▶ Data supplied

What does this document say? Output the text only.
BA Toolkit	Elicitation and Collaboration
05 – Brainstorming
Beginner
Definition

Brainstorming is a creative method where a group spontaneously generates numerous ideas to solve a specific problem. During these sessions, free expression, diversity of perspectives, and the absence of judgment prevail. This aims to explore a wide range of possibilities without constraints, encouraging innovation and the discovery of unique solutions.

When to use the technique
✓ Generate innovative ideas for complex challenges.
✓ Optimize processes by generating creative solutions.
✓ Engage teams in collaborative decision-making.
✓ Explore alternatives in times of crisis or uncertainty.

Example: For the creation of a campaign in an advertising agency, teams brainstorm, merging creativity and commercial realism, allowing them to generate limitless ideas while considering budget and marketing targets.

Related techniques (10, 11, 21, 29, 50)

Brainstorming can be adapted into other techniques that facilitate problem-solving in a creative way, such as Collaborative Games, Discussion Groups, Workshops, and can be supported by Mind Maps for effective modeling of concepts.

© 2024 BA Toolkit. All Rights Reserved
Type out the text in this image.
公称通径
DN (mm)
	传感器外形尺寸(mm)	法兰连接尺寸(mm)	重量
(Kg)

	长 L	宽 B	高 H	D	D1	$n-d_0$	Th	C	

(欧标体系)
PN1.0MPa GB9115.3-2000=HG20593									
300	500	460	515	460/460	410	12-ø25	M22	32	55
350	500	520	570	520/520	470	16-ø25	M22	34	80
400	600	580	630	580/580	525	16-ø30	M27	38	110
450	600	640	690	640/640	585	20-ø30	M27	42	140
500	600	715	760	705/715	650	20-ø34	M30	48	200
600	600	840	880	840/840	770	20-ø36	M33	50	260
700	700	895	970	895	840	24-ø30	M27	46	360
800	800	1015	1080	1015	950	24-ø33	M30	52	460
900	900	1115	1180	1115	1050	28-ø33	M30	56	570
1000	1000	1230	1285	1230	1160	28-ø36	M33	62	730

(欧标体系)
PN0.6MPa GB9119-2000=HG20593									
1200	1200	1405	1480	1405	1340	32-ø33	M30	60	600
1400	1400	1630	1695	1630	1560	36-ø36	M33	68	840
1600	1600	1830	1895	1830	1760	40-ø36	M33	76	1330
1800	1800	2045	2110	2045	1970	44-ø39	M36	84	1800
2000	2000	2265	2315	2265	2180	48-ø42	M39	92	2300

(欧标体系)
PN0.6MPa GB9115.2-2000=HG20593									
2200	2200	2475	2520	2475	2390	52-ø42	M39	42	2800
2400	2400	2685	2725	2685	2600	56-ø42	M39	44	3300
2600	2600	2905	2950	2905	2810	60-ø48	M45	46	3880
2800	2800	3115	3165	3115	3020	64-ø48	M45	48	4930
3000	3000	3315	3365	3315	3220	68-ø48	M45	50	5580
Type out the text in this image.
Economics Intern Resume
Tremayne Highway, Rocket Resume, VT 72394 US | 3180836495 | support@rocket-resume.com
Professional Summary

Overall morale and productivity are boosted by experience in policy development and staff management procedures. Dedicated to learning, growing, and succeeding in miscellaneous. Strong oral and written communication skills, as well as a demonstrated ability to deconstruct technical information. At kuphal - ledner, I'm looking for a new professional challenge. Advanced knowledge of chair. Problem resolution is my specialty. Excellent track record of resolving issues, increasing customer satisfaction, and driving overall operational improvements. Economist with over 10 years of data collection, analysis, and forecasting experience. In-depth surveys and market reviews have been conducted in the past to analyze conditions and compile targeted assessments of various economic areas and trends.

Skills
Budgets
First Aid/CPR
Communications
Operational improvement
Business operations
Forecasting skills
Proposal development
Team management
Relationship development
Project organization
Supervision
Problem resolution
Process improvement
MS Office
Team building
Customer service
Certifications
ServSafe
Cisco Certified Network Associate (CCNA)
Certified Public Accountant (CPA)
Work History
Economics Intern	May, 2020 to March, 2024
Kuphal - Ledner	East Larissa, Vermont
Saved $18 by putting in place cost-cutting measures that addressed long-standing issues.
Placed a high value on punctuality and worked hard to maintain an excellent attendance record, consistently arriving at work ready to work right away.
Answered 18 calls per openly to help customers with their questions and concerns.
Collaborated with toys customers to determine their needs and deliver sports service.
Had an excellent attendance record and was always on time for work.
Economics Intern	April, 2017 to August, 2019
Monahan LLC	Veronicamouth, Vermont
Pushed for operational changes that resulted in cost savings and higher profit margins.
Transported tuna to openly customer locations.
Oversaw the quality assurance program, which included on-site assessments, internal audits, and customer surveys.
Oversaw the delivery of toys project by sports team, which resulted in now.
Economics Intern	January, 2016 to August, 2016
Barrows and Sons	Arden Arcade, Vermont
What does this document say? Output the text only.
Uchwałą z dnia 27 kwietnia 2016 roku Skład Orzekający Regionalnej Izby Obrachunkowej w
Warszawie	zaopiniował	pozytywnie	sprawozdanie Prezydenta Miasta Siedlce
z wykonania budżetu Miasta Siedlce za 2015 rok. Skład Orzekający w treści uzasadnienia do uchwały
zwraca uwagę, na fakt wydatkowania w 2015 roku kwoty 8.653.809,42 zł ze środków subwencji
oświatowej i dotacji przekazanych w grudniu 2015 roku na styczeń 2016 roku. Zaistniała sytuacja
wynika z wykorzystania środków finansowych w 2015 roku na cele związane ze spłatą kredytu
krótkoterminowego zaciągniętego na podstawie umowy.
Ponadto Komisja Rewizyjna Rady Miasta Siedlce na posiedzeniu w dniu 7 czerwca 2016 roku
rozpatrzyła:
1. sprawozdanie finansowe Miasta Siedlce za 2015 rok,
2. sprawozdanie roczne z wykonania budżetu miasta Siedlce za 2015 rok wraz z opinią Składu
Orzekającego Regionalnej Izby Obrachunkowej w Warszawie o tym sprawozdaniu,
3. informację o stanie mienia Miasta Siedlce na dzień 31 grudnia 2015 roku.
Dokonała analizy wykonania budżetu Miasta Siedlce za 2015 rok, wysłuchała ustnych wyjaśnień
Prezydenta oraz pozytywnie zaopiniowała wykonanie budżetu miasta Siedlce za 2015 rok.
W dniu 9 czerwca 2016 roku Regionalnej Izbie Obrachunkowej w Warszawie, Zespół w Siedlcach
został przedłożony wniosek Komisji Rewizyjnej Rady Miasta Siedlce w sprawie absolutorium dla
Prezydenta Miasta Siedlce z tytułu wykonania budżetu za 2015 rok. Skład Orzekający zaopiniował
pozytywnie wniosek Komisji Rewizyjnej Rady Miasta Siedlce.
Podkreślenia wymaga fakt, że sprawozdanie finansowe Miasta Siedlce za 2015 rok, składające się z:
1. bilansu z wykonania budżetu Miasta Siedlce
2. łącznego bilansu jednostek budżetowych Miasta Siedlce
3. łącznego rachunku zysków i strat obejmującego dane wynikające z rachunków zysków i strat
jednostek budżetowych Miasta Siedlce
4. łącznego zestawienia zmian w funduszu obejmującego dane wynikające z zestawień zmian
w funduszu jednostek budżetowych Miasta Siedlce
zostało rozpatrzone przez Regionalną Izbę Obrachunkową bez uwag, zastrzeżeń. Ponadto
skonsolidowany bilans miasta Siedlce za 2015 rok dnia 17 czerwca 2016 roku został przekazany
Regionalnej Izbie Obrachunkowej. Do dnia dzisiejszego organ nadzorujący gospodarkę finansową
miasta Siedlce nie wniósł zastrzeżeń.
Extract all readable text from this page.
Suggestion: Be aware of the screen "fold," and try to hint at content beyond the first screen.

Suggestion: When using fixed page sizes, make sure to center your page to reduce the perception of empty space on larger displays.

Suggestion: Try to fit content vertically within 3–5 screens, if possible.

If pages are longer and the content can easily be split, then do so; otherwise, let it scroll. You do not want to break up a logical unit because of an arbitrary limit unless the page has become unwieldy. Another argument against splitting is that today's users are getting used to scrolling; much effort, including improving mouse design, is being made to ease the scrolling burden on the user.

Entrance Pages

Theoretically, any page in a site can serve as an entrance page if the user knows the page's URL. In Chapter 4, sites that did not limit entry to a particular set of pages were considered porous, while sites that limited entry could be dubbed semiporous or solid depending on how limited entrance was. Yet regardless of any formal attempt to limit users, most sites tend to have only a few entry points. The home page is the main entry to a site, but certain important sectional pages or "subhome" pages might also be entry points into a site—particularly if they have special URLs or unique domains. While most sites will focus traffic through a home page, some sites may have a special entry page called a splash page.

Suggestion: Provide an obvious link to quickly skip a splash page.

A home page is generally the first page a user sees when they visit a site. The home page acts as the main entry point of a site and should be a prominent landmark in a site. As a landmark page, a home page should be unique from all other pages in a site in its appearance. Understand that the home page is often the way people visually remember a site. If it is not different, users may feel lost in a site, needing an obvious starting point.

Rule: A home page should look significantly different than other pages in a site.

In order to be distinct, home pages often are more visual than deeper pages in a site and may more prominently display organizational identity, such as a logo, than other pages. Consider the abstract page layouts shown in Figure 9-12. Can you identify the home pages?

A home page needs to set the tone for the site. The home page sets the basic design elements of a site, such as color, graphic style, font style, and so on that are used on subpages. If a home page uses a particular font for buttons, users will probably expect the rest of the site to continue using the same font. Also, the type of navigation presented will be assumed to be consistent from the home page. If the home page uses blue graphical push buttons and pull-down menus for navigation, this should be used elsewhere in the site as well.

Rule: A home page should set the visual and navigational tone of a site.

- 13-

▶ Job
Find the count of lines in the data above where the string "resolution" occurs. Provide that number alone.

▶ Reply
2